Work to be completed: Transcribe the entries that follow exactly as they appear, minus pictures.

Figure content listings:
====

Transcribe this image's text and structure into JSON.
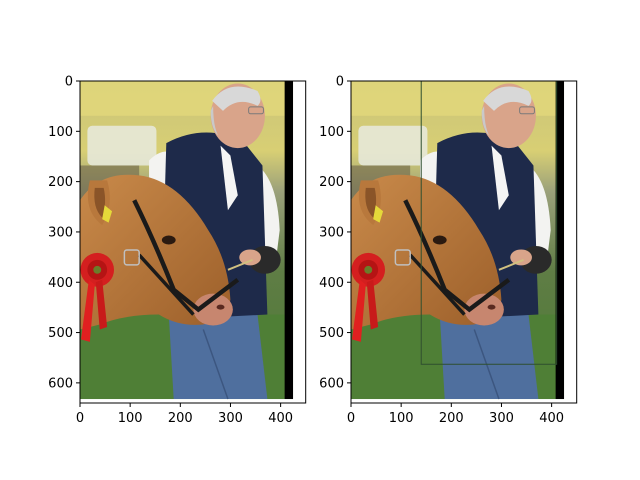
{
  "chart_data": [
    {
      "type": "image",
      "title": "",
      "xlabel": "",
      "ylabel": "",
      "xlim": [
        0,
        450
      ],
      "ylim": [
        640,
        0
      ],
      "image_width": 432,
      "image_height": 640,
      "xticks": [
        0,
        100,
        200,
        300,
        400
      ],
      "yticks": [
        0,
        100,
        200,
        300,
        400,
        500,
        600
      ],
      "grid": false,
      "legend": "none",
      "scene": "man in navy vest leading brown cow wearing red rosette ribbon"
    },
    {
      "type": "image",
      "title": "",
      "xlabel": "",
      "ylabel": "",
      "xlim": [
        0,
        450
      ],
      "ylim": [
        640,
        0
      ],
      "image_width": 432,
      "image_height": 640,
      "xticks": [
        0,
        100,
        200,
        300,
        400
      ],
      "yticks": [
        0,
        100,
        200,
        300,
        400,
        500,
        600
      ],
      "grid": false,
      "legend": "none",
      "scene": "same photo with detection bounding box around the man",
      "boxes": [
        {
          "x0": 140,
          "y0": 0,
          "x1": 410,
          "y1": 563,
          "color": "#2f4f2f"
        }
      ]
    }
  ],
  "colors": {
    "background": "#ffffff",
    "axis": "#000000",
    "box": "#2f4f2f",
    "right_edge_strip": "#000000"
  }
}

====

Task answer:
Transcribe this image's text and structure into JSON.
{
  "chart_data": [
    {
      "type": "image",
      "title": "",
      "xlabel": "",
      "ylabel": "",
      "xlim": [
        0,
        450
      ],
      "ylim": [
        640,
        0
      ],
      "image_width": 432,
      "image_height": 640,
      "xticks": [
        0,
        100,
        200,
        300,
        400
      ],
      "yticks": [
        0,
        100,
        200,
        300,
        400,
        500,
        600
      ],
      "grid": false,
      "legend": "none",
      "scene": "man in navy vest leading brown cow wearing red rosette ribbon"
    },
    {
      "type": "image",
      "title": "",
      "xlabel": "",
      "ylabel": "",
      "xlim": [
        0,
        450
      ],
      "ylim": [
        640,
        0
      ],
      "image_width": 432,
      "image_height": 640,
      "xticks": [
        0,
        100,
        200,
        300,
        400
      ],
      "yticks": [
        0,
        100,
        200,
        300,
        400,
        500,
        600
      ],
      "grid": false,
      "legend": "none",
      "scene": "same photo with detection bounding box around the man",
      "boxes": [
        {
          "x0": 140,
          "y0": 0,
          "x1": 410,
          "y1": 563,
          "color": "#2f4f2f"
        }
      ]
    }
  ],
  "colors": {
    "background": "#ffffff",
    "axis": "#000000",
    "box": "#2f4f2f",
    "right_edge_strip": "#000000"
  }
}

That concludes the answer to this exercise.